*** Opening STUDY TEXT ***

Barbra Streisand's nonprofit runs PSA to educate women about heart attack symptoms

Barbra Streisand’s Women's Heart Alliance wants people to know when to ask, "what’s up, doc?" In a new PSA campaign, the nonprofit is trying to educate women about the gender-specific symptoms of heart attacks to stop them dying at a higher rate than men.

The PSA moves quickly to catch the viewer’s attention, opening with the line: “Listen up, women and everyone who loves a woman, heart disease kills one of us every 80 seconds, and we die of heart attacks at twice the rate of men.” Those statistics are displayed in unmissable, screen filling text as the voice-over reads them out.  

In the next section, the voice-over explains a reason for the discrepancy in health outcomes, stating that “when a woman is having a heart attack, our symptoms are too often missed, or dismissed, even by doctors.” The situation is “a serious crisis.” 

The alliance sees education as the solution to the crisis. In the final 10 seconds of the PSA, the voice-over calls for viewers to “be a force for change, know the unique signs of heart attacks in women [and] speak up and get your heart checked.” Text on screen lists the symptoms—back, chest and jaw pain, dizziness, nausea and heartburn—that can indicate a woman is having a heart attack.

*** Closing STUDY TEXT ***
*** Opening SUPPLIED RECORDS ***

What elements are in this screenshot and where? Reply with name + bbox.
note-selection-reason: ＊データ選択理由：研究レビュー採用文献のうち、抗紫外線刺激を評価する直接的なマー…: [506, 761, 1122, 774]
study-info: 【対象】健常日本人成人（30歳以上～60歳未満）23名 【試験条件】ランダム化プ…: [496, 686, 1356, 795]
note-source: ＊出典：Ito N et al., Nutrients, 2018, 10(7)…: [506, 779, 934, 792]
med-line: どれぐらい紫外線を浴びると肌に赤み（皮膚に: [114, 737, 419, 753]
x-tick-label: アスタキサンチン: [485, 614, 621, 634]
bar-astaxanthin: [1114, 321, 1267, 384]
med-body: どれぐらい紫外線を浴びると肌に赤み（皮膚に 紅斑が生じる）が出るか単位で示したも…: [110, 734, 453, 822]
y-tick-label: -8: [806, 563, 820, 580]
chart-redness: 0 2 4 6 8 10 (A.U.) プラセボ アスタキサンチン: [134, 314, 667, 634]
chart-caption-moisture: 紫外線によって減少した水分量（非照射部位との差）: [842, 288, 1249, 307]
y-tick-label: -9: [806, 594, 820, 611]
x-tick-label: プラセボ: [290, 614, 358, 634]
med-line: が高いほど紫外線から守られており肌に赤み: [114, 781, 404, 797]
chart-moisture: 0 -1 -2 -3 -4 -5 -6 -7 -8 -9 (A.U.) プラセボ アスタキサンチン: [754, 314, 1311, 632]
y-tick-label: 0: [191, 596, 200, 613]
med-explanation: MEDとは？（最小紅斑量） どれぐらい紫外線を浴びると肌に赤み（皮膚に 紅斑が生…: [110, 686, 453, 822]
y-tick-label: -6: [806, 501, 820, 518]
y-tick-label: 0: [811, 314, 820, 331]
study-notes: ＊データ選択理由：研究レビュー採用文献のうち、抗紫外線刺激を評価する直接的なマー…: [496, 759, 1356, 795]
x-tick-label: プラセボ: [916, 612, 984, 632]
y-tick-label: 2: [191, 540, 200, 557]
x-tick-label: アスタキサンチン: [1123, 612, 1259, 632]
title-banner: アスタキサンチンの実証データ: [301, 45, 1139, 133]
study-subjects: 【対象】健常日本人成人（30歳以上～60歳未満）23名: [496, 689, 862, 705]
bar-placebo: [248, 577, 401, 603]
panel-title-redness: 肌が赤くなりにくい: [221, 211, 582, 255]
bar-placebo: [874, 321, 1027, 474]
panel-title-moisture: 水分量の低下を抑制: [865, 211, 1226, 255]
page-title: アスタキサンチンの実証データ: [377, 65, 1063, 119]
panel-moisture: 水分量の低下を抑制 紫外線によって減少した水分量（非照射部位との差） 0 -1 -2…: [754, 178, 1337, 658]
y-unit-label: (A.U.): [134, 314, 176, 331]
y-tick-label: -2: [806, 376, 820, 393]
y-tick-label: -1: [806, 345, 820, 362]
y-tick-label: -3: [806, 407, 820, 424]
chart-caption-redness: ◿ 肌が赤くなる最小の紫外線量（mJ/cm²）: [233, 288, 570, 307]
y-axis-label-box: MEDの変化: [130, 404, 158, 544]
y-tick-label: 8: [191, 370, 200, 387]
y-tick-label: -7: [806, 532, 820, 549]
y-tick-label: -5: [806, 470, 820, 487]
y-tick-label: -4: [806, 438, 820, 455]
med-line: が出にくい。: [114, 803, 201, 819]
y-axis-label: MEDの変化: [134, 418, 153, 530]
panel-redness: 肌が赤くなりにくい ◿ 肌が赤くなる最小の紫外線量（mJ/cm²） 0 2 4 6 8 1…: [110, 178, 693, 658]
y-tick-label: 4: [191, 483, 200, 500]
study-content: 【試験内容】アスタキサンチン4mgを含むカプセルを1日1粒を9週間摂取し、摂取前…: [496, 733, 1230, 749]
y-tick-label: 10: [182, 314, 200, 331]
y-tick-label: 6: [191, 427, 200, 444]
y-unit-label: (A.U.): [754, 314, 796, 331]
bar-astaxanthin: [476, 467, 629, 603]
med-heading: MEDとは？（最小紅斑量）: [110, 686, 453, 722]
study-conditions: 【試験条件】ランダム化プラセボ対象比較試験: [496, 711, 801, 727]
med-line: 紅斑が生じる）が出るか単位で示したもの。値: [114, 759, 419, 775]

*** Closing SUPPLIED RECORDS ***

PROBLEM DESCRIPTION – Please continue the article on the Women's Heart Alliance heart attack PSA, picking up after its final sentence.

REPLY –
On-screen text directs viewers to the website GetHeartChecked.org, and a link embedded in the video sends viewers to a snippet from a briefing on the “crisis of misdiagnosis in women’s heart disease.” In the snippet, Cedars-Sinai Smidt Heart Institute’s Noel Bairey Merz, M.D., quotes a study that found a woman having a heart attack is “much more likely to survive” if she is cared for by a female physician. 

The Women's Heart Alliance, which was co-founded by Streisand, will air the PSA on TV and radio stations across the U.S. and run ads on social media. The nonprofit is supporting the campaign with resources including a graphic for downloading onto phones that lists heart attack symptoms and questions women should ask if they experience them.